Dataset records on visual material:
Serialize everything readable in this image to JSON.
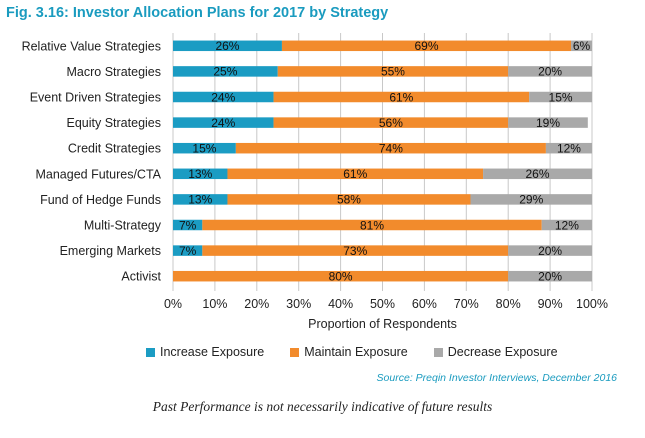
{
  "figure_title": "Fig. 3.16: Investor Allocation Plans for 2017 by Strategy",
  "source": "Source: Preqin Investor Interviews, December 2016",
  "disclaimer": "Past Performance is not necessarily indicative of future results",
  "colors": {
    "title": "#1a9bbf",
    "increase": "#1b9cc3",
    "maintain": "#f28b2c",
    "decrease": "#a9a9a9",
    "grid": "#c8c8c8"
  },
  "chart_data": {
    "type": "bar",
    "orientation": "horizontal",
    "stacked": true,
    "title": "Fig. 3.16: Investor Allocation Plans for 2017 by Strategy",
    "xlabel": "Proportion of Respondents",
    "ylabel": "",
    "xlim": [
      0,
      100
    ],
    "x_tick_labels": [
      "0%",
      "10%",
      "20%",
      "30%",
      "40%",
      "50%",
      "60%",
      "70%",
      "80%",
      "90%",
      "100%"
    ],
    "grid": "vertical gridlines on",
    "legend_position": "bottom",
    "categories": [
      "Relative Value Strategies",
      "Macro Strategies",
      "Event Driven Strategies",
      "Equity Strategies",
      "Credit Strategies",
      "Managed Futures/CTA",
      "Fund of Hedge Funds",
      "Multi-Strategy",
      "Emerging Markets",
      "Activist"
    ],
    "series": [
      {
        "name": "Increase Exposure",
        "color": "#1b9cc3",
        "values": [
          26,
          25,
          24,
          24,
          15,
          13,
          13,
          7,
          7,
          0
        ]
      },
      {
        "name": "Maintain Exposure",
        "color": "#f28b2c",
        "values": [
          69,
          55,
          61,
          56,
          74,
          61,
          58,
          81,
          73,
          80
        ]
      },
      {
        "name": "Decrease Exposure",
        "color": "#a9a9a9",
        "values": [
          6,
          20,
          15,
          19,
          12,
          26,
          29,
          12,
          20,
          20
        ]
      }
    ]
  }
}
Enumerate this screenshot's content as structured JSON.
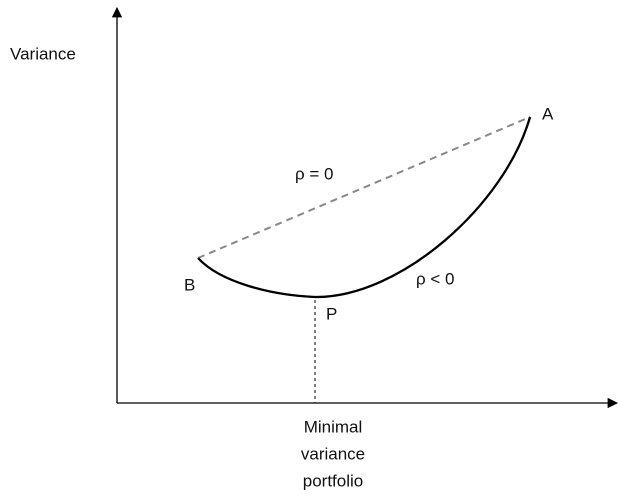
{
  "axes": {
    "y_label": "Variance"
  },
  "points": [
    {
      "label": "A"
    },
    {
      "label": "B"
    },
    {
      "label": "P"
    }
  ],
  "curves": [
    {
      "label": "ρ = 0"
    },
    {
      "label": "ρ < 0"
    }
  ],
  "x_label": [
    "Minimal",
    "variance",
    "portfolio"
  ]
}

- **Directive**: Show, from the listing above, each line that contains the word "Investor".

- **Answer to this problem**:
  "figure_title": "Fig. 3.16: Investor Allocation Plans for 2017 by Strategy",
  "source": "Source: Preqin Investor Interviews, December 2016",
    "title": "Fig. 3.16: Investor Allocation Plans for 2017 by Strategy",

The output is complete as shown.